● **Goal**:
Pick out the lines below that contain the string "type" and copy them all.

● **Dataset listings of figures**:
<<<<
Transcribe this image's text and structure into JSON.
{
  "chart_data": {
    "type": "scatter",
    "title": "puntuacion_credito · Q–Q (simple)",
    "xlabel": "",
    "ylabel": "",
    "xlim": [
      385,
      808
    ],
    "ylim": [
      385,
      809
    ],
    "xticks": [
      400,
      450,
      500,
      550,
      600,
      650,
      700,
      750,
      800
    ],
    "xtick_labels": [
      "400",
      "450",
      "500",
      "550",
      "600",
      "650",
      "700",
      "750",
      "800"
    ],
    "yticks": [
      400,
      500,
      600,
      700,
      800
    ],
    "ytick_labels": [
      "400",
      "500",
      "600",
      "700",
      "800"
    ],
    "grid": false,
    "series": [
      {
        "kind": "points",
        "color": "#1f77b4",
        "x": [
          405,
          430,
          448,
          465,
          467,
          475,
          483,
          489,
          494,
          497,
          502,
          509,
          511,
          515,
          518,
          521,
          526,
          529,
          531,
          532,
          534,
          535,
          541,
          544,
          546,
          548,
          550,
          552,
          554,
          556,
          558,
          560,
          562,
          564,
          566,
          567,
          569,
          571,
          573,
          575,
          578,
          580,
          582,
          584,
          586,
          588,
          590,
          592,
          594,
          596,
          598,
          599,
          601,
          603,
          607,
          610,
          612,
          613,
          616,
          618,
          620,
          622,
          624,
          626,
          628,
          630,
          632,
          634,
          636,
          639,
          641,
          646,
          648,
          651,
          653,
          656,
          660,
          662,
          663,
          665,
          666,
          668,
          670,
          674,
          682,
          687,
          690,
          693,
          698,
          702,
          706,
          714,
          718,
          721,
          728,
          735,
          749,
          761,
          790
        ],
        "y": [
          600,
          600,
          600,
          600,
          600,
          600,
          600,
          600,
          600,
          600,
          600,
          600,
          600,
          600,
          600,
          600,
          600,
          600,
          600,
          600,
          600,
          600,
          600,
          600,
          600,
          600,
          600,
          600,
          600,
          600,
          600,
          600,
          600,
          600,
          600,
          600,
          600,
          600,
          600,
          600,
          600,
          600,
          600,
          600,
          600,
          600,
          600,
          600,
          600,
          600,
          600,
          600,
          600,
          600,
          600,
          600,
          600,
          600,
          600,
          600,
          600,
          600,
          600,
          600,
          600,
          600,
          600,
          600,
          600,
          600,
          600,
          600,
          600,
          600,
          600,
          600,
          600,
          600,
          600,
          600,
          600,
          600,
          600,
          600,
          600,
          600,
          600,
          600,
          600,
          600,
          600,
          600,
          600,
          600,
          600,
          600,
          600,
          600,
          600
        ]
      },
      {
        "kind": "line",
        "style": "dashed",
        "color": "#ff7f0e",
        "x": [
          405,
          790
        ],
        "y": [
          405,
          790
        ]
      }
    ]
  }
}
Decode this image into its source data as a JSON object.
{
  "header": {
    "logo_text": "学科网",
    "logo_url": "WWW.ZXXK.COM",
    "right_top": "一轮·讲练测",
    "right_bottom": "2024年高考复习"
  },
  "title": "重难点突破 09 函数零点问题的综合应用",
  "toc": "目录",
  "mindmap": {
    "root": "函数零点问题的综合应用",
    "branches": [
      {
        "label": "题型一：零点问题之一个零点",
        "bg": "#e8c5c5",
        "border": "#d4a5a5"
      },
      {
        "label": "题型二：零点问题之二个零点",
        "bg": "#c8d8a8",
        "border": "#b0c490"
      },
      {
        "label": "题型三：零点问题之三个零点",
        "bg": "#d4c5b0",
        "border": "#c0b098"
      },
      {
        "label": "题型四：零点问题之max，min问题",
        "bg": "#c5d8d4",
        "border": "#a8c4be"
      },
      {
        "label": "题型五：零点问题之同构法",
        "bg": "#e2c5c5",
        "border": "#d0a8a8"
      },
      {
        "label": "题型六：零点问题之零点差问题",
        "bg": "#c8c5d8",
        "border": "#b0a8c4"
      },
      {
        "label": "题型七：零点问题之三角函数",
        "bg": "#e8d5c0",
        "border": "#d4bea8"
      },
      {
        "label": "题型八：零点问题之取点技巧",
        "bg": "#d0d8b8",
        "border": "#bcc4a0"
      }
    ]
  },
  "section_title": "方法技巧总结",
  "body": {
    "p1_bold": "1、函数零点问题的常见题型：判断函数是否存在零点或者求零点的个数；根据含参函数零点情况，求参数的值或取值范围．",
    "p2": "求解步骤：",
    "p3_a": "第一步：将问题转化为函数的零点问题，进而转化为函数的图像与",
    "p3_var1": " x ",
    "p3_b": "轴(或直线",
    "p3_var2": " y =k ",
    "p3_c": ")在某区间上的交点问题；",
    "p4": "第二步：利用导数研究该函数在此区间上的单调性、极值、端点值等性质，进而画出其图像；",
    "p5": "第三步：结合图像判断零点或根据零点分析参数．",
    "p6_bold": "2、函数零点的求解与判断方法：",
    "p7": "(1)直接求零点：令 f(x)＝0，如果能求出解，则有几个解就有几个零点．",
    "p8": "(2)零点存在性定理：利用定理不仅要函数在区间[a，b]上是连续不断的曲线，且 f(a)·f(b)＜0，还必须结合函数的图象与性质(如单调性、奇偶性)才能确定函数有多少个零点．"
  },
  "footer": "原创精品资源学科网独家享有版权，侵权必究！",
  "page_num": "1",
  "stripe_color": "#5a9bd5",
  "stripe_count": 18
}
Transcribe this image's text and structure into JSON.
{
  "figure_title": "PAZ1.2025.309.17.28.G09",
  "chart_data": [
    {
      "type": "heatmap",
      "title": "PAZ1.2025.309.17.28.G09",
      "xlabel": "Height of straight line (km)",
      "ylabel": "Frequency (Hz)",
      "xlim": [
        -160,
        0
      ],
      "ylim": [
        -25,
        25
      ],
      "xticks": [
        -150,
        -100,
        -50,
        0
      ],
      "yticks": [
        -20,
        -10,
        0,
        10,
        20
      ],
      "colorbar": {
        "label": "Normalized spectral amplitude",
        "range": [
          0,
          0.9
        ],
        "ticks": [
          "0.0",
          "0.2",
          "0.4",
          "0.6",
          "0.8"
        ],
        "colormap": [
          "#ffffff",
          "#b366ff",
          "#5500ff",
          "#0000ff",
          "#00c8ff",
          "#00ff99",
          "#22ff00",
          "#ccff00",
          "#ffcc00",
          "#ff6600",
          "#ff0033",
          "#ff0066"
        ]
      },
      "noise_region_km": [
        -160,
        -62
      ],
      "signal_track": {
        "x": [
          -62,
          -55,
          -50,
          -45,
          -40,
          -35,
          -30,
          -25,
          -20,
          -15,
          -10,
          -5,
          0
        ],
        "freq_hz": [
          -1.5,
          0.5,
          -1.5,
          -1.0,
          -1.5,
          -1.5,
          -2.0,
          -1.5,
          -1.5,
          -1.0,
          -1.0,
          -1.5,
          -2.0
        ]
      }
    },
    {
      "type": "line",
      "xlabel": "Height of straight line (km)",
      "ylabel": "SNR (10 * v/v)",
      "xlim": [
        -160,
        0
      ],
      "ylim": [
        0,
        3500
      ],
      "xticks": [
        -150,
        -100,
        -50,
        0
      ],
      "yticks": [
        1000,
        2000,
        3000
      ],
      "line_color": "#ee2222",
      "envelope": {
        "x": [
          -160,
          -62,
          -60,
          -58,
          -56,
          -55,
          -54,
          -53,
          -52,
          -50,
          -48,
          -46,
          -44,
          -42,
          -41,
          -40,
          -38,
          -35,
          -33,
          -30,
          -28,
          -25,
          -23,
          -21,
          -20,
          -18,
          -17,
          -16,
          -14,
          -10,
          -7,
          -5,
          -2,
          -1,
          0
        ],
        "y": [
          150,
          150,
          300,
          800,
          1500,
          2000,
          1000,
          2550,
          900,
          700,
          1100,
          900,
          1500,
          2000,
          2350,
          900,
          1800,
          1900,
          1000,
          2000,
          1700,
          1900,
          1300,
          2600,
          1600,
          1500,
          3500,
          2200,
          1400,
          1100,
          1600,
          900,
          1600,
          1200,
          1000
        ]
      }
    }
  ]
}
>>>>
● **Correct response**:
    "type": "scatter",
      "type": "heatmap",
      "type": "line",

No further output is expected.